## Do this
Format every line of the data below as a JSON list of strings, one string per line, with blank lines and pictures left out.

## Stored data

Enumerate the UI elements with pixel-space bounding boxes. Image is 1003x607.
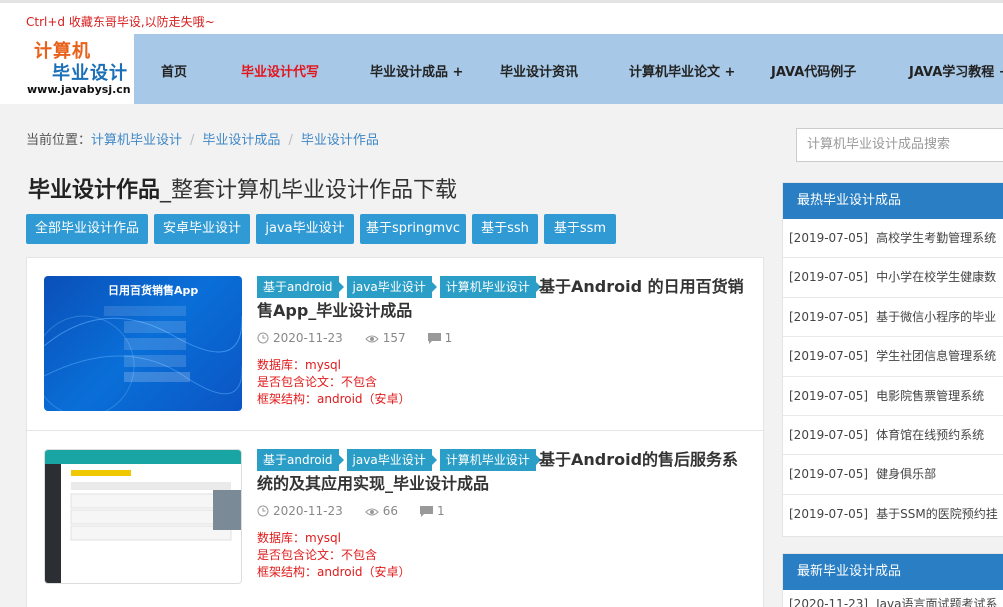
logo-domain: www.javabysj.cn: [27, 83, 131, 96]
nav-java-tutorials[interactable]: JAVA学习教程 +: [909, 61, 1003, 80]
nav-design-news[interactable]: 毕业设计资讯: [500, 61, 578, 80]
hot-list-item[interactable]: [2019-07-05] 基于微信小程序的毕业: [783, 298, 1003, 338]
thumbnail-title: 日用百货销售App: [108, 284, 199, 297]
nav-finished-designs[interactable]: 毕业设计成品 +: [370, 61, 463, 80]
breadcrumb-separator: /: [190, 133, 195, 148]
list-item: 基于android java毕业设计 计算机毕业设计 基于Android的售后服务系…: [27, 430, 763, 602]
hot-panel-title: 最热毕业设计成品: [783, 183, 1003, 219]
item-date: 2020-11-23: [257, 504, 343, 518]
item-date: 2020-11-23: [257, 331, 343, 345]
breadcrumb-link-3[interactable]: 毕业设计作品: [301, 133, 379, 148]
item-info: 数据库：mysql 是否包含论文：不包含 框架结构：android（安卓）: [257, 530, 411, 581]
nav-java-examples[interactable]: JAVA代码例子: [771, 61, 856, 80]
filter-springmvc[interactable]: 基于springmvc: [360, 214, 466, 244]
thumbnail-graphic: [45, 450, 241, 583]
item-title[interactable]: 基于Android 的日用百货销售App_毕业设计成品: [257, 275, 747, 323]
page-title: 毕业设计作品_整套计算机毕业设计作品下载: [28, 172, 457, 204]
logo-line-2: 毕业设计: [52, 63, 128, 84]
site-logo[interactable]: 计算机 毕业设计 www.javabysj.cn: [0, 34, 134, 104]
sidebar-search-input[interactable]: 计算机毕业设计成品搜索: [796, 128, 1003, 162]
page-title-sub: _整套计算机毕业设计作品下载: [160, 178, 458, 203]
clock-icon: [257, 505, 269, 517]
item-thumbnail[interactable]: 日用百货销售App: [44, 276, 242, 411]
filter-ssm[interactable]: 基于ssm: [544, 214, 616, 244]
item-info: 数据库：mysql 是否包含论文：不包含 框架结构：android（安卓）: [257, 357, 411, 408]
bookmark-tip: Ctrl+d 收藏东哥毕设,以防走失哦~: [26, 15, 215, 29]
comment-icon: [427, 333, 441, 344]
list-item: 日用百货销售App 基于android java毕业设计 计算机毕业设计 基于And…: [27, 258, 763, 430]
item-thumbnail[interactable]: [44, 449, 242, 584]
breadcrumb: 当前位置：计算机毕业设计 / 毕业设计成品 / 毕业设计作品: [26, 129, 379, 148]
hot-list-item[interactable]: [2019-07-05] 中小学在校学生健康数: [783, 258, 1003, 298]
item-database: 数据库：mysql: [257, 531, 341, 545]
item-thesis: 是否包含论文：不包含: [257, 375, 378, 389]
newest-panel: 最新毕业设计成品 [2020-11-23] Java语言面试题考试系: [782, 553, 1003, 607]
item-title[interactable]: 基于Android的售后服务系统的及其应用实现_毕业设计成品: [257, 448, 747, 496]
item-framework: 框架结构：android（安卓）: [257, 565, 411, 579]
item-views: 157: [365, 331, 406, 345]
item-thesis: 是否包含论文：不包含: [257, 548, 378, 562]
item-meta: 2020-11-23 157 1: [257, 331, 474, 345]
filter-all[interactable]: 全部毕业设计作品: [26, 214, 148, 244]
hot-list-item[interactable]: [2019-07-05] 健身俱乐部: [783, 455, 1003, 495]
eye-icon: [365, 335, 379, 343]
newest-panel-title: 最新毕业设计成品: [783, 554, 1003, 590]
hot-list-item[interactable]: [2019-07-05] 高校学生考勤管理系统: [783, 219, 1003, 259]
hot-list-item[interactable]: [2019-07-05] 学生社团信息管理系统: [783, 337, 1003, 377]
breadcrumb-link-1[interactable]: 计算机毕业设计: [91, 133, 182, 148]
hot-list-item[interactable]: [2019-07-05] 体育馆在线预约系统: [783, 416, 1003, 456]
item-comments: 1: [420, 504, 445, 518]
hot-list-item[interactable]: [2019-07-05] 基于SSM的医院预约挂: [783, 495, 1003, 534]
filter-android[interactable]: 安卓毕业设计: [154, 214, 250, 244]
item-comments: 1: [427, 331, 452, 345]
eye-icon: [365, 508, 379, 516]
comment-icon: [420, 506, 434, 517]
item-meta: 2020-11-23 66 1: [257, 504, 467, 518]
article-list: 日用百货销售App 基于android java毕业设计 计算机毕业设计 基于And…: [26, 257, 764, 607]
breadcrumb-prefix: 当前位置：: [26, 133, 92, 148]
breadcrumb-separator: /: [288, 133, 293, 148]
clock-icon: [257, 332, 269, 344]
hot-panel: 最热毕业设计成品 [2019-07-05] 高校学生考勤管理系统 [2019-07…: [782, 182, 1003, 537]
top-notice-bar: Ctrl+d 收藏东哥毕设,以防走失哦~: [0, 0, 1003, 34]
nav-design-service[interactable]: 毕业设计代写: [241, 61, 319, 80]
breadcrumb-link-2[interactable]: 毕业设计成品: [202, 133, 280, 148]
item-database: 数据库：mysql: [257, 358, 341, 372]
newest-list-item[interactable]: [2020-11-23] Java语言面试题考试系: [783, 590, 1003, 607]
filter-ssh[interactable]: 基于ssh: [472, 214, 538, 244]
item-framework: 框架结构：android（安卓）: [257, 392, 411, 406]
site-header: 计算机 毕业设计 www.javabysj.cn 首页 毕业设计代写 毕业设计成…: [0, 34, 1003, 104]
main-nav: 首页 毕业设计代写 毕业设计成品 + 毕业设计资讯 计算机毕业论文 + JAVA…: [134, 34, 1003, 104]
item-views: 66: [365, 504, 398, 518]
nav-home[interactable]: 首页: [161, 61, 187, 80]
page-title-main: 毕业设计作品: [28, 178, 161, 203]
nav-thesis[interactable]: 计算机毕业论文 +: [629, 61, 735, 80]
filter-java[interactable]: java毕业设计: [256, 214, 354, 244]
hot-list-item[interactable]: [2019-07-05] 电影院售票管理系统: [783, 377, 1003, 416]
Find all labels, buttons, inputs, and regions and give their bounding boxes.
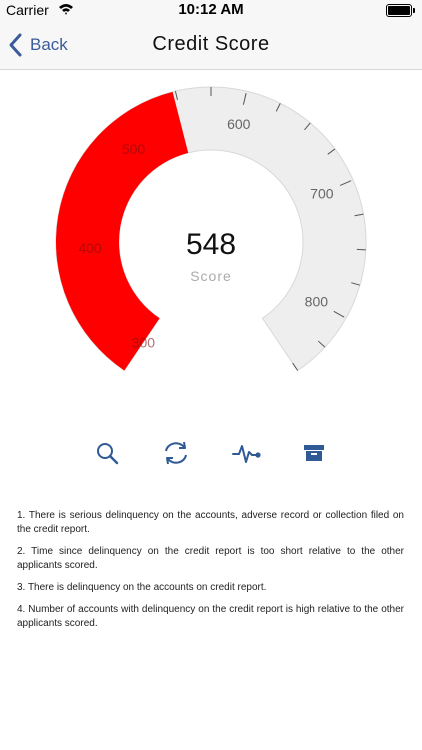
archive-button[interactable] [297,436,331,470]
archive-icon [304,445,324,461]
gauge-tick-label: 600 [227,116,251,132]
score-factor-note: 2. Time since delinquency on the credit … [17,546,404,571]
score-factors-list: 1. There is serious delinquency on the a… [17,509,404,639]
refresh-button[interactable] [159,436,193,470]
activity-icon [232,445,261,463]
search-icon [97,443,119,465]
toolbar [0,436,422,470]
gauge-tick-label: 500 [122,141,146,157]
score-factor-note: 1. There is serious delinquency on the a… [17,510,404,535]
gauge-tick-label: 800 [305,293,329,309]
navigation-bar: Back Credit Score [0,20,422,70]
score-value: 548 [185,228,237,261]
battery-icon [386,4,415,17]
status-bar: Carrier 10:12 AM [0,0,422,20]
gauge-tick-label: 700 [310,185,334,201]
status-time: 10:12 AM [178,1,244,18]
score-factor-note: 3. There is delinquency on the accounts … [17,582,267,593]
gauge-tick-label: 300 [132,334,156,350]
search-button[interactable] [90,436,124,470]
activity-button[interactable] [230,436,264,470]
score-label: Score [190,268,232,284]
score-factor-note: 4. Number of accounts with delinquency o… [17,604,404,629]
page-title: Credit Score [152,33,270,55]
refresh-icon [165,441,187,465]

## The solution
[
  "Enumerate the UI elements with pixel-space bounding boxes. Image is 1003x607.",
  "logo-domain: www.javabysj.cn: [27, 83, 131, 96]",
  "nav-java-tutorials[interactable]: JAVA学习教程 +: [909, 61, 1003, 80]",
  "nav-design-news[interactable]: 毕业设计资讯: [500, 61, 578, 80]",
  "hot-list-item[interactable]: [2019-07-05] 基于微信小程序的毕业: [783, 298, 1003, 338]",
  "thumbnail-title: 日用百货销售App: [108, 284, 199, 297]",
  "nav-finished-designs[interactable]: 毕业设计成品 +: [370, 61, 463, 80]",
  "breadcrumb-separator: /: [190, 133, 195, 148]",
  "list-item: 基于android java毕业设计 计算机毕业设计 基于Android的售后服务系…: [27, 430, 763, 602]",
  "hot-panel-title: 最热毕业设计成品: [783, 183, 1003, 219]",
  "item-date: 2020-11-23: [257, 504, 343, 518]",
  "item-date: 2020-11-23: [257, 331, 343, 345]",
  "breadcrumb-link-3[interactable]: 毕业设计作品: [301, 133, 379, 148]",
  "item-info: 数据库：mysql 是否包含论文：不包含 框架结构：android（安卓）: [257, 530, 411, 581]",
  "nav-java-examples[interactable]: JAVA代码例子: [771, 61, 856, 80]",
  "filter-springmvc[interactable]: 基于springmvc: [360, 214, 466, 244]",
  "thumbnail-graphic: [45, 450, 241, 583]",
  "item-title[interactable]: 基于Android 的日用百货销售App_毕业设计成品: [257, 275, 747, 323]",
  "page-title: 毕业设计作品_整套计算机毕业设计作品下载: [28, 172, 457, 204]",
  "logo-line-2: 毕业设计: [52, 63, 128, 84]",
  "site-logo[interactable]: 计算机 毕业设计 www.javabysj.cn: [0, 34, 134, 104]",
  "sidebar-search-input[interactable]: 计算机毕业设计成品搜索: [796, 128, 1003, 162]",
  "page-title-sub: _整套计算机毕业设计作品下载: [160, 178, 458, 203]",
  "clock-icon: [257, 505, 269, 517]",
  "item-thumbnail[interactable]: 日用百货销售App: [44, 276, 242, 411]",
  "filter-ssm[interactable]: 基于ssm: [544, 214, 616, 244]",
  "item-info: 数据库：mysql 是否包含论文：不包含 框架结构：android（安卓）: [257, 357, 411, 408]",
  "bookmark-tip: Ctrl+d 收藏东哥毕设,以防走失哦~: [26, 15, 215, 29]",
  "comment-icon: [427, 333, 441, 344]",
  "list-item: 日用百货销售App 基于android java毕业设计 计算机毕业设计 基于And…: [27, 258, 763, 430]",
  "item-thumbnail[interactable]: [44, 449, 242, 584]",
  "breadcrumb: 当前位置：计算机毕业设计 / 毕业设计成品 / 毕业设计作品: [26, 129, 379, 148]",
  "hot-list-item[interactable]: [2019-07-05] 中小学在校学生健康数: [783, 258, 1003, 298]",
  "item-database: 数据库：mysql: [257, 531, 341, 545]",
  "item-thesis: 是否包含论文：不包含: [257, 375, 378, 389]",
  "newest-panel: 最新毕业设计成品 [2020-11-23] Java语言面试题考试系: [782, 553, 1003, 607]",
  "item-title[interactable]: 基于Android的售后服务系统的及其应用实现_毕业设计成品: [257, 448, 747, 496]",
  "item-framework: 框架结构：android（安卓）: [257, 565, 411, 579]",
  "item-views: 157: [365, 331, 406, 345]",
  "item-thesis: 是否包含论文：不包含: [257, 548, 378, 562]",
  "item-meta: 2020-11-23 157 1: [257, 331, 474, 345]",
  "filter-all[interactable]: 全部毕业设计作品: [26, 214, 148, 244]",
  "hot-list-item[interactable]: [2019-07-05] 健身俱乐部: [783, 455, 1003, 495]",
  "eye-icon: [365, 335, 379, 343]",
  "newest-panel-title: 最新毕业设计成品: [783, 554, 1003, 590]",
  "hot-list-item[interactable]: [2019-07-05] 高校学生考勤管理系统: [783, 219, 1003, 259]",
  "hot-list-item[interactable]: [2019-07-05] 学生社团信息管理系统: [783, 337, 1003, 377]",
  "breadcrumb-link-1[interactable]: 计算机毕业设计: [91, 133, 182, 148]",
  "hot-list-item[interactable]: [2019-07-05] 体育馆在线预约系统: [783, 416, 1003, 456]",
  "item-comments: 1: [420, 504, 445, 518]",
  "hot-list-item[interactable]: [2019-07-05] 基于SSM的医院预约挂: [783, 495, 1003, 534]",
  "filter-android[interactable]: 安卓毕业设计: [154, 214, 250, 244]",
  "item-comments: 1: [427, 331, 452, 345]",
  "eye-icon: [365, 508, 379, 516]",
  "comment-icon: [420, 506, 434, 517]",
  "item-meta: 2020-11-23 66 1: [257, 504, 467, 518]",
  "article-list: 日用百货销售App 基于android java毕业设计 计算机毕业设计 基于And…: [26, 257, 764, 607]",
  "breadcrumb-prefix: 当前位置：: [26, 133, 92, 148]",
  "breadcrumb-separator: /: [288, 133, 293, 148]",
  "clock-icon: [257, 332, 269, 344]",
  "hot-panel: 最热毕业设计成品 [2019-07-05] 高校学生考勤管理系统 [2019-07…: [782, 182, 1003, 537]",
  "top-notice-bar: Ctrl+d 收藏东哥毕设,以防走失哦~: [0, 0, 1003, 34]",
  "nav-design-service[interactable]: 毕业设计代写: [241, 61, 319, 80]",
  "breadcrumb-link-2[interactable]: 毕业设计成品: [202, 133, 280, 148]",
  "item-database: 数据库：mysql: [257, 358, 341, 372]",
  "newest-list-item[interactable]: [2020-11-23] Java语言面试题考试系: [783, 590, 1003, 607]",
  "filter-ssh[interactable]: 基于ssh: [472, 214, 538, 244]",
  "item-framework: 框架结构：android（安卓）: [257, 392, 411, 406]",
  "site-header: 计算机 毕业设计 www.javabysj.cn 首页 毕业设计代写 毕业设计成…: [0, 34, 1003, 104]",
  "main-nav: 首页 毕业设计代写 毕业设计成品 + 毕业设计资讯 计算机毕业论文 + JAVA…: [134, 34, 1003, 104]",
  "item-views: 66: [365, 504, 398, 518]",
  "nav-home[interactable]: 首页: [161, 61, 187, 80]",
  "page-title-main: 毕业设计作品: [28, 178, 161, 203]",
  "nav-thesis[interactable]: 计算机毕业论文 +: [629, 61, 735, 80]",
  "filter-java[interactable]: java毕业设计: [256, 214, 354, 244]",
  "hot-list-item[interactable]: [2019-07-05] 电影院售票管理系统: [783, 377, 1003, 416]",
  "Find all labels, buttons, inputs, and regions and give their bounding boxes.",
  "archive-button[interactable] [297,436,331,470]",
  "archive-icon [304,445,324,461]",
  "gauge-tick-label: 600 [227,116,251,132]",
  "score-factor-note: 2. Time since delinquency on the credit … [17,546,404,571]",
  "score-factors-list: 1. There is serious delinquency on the a… [17,509,404,639]",
  "refresh-button[interactable] [159,436,193,470]",
  "activity-icon [232,445,261,463]",
  "search-icon [97,443,119,465]",
  "toolbar [0,436,422,470]",
  "gauge-tick-label: 500 [122,141,146,157]",
  "score-factor-note: 1. There is serious delinquency on the a… [17,510,404,535]",
  "gauge-tick-label: 800 [305,293,329,309]",
  "navigation-bar: Back Credit Score [0,20,422,70]",
  "score-value: 548 [185,228,237,261]",
  "battery-icon [386,4,415,17]",
  "status-bar: Carrier 10:12 AM [0,0,422,20]",
  "gauge-tick-label: 700 [310,185,334,201]",
  "status-time: 10:12 AM [178,1,244,18]",
  "score-factor-note: 3. There is delinquency on the accounts … [17,582,267,593]",
  "gauge-tick-label: 300 [132,334,156,350]",
  "search-button[interactable] [90,436,124,470]",
  "activity-button[interactable] [230,436,264,470]",
  "score-label: Score [190,268,232,284]",
  "score-factor-note: 4. Number of accounts with delinquency o… [17,604,404,629]",
  "page-title: Credit Score [152,33,270,55]",
  "refresh-icon [165,441,187,465]"
]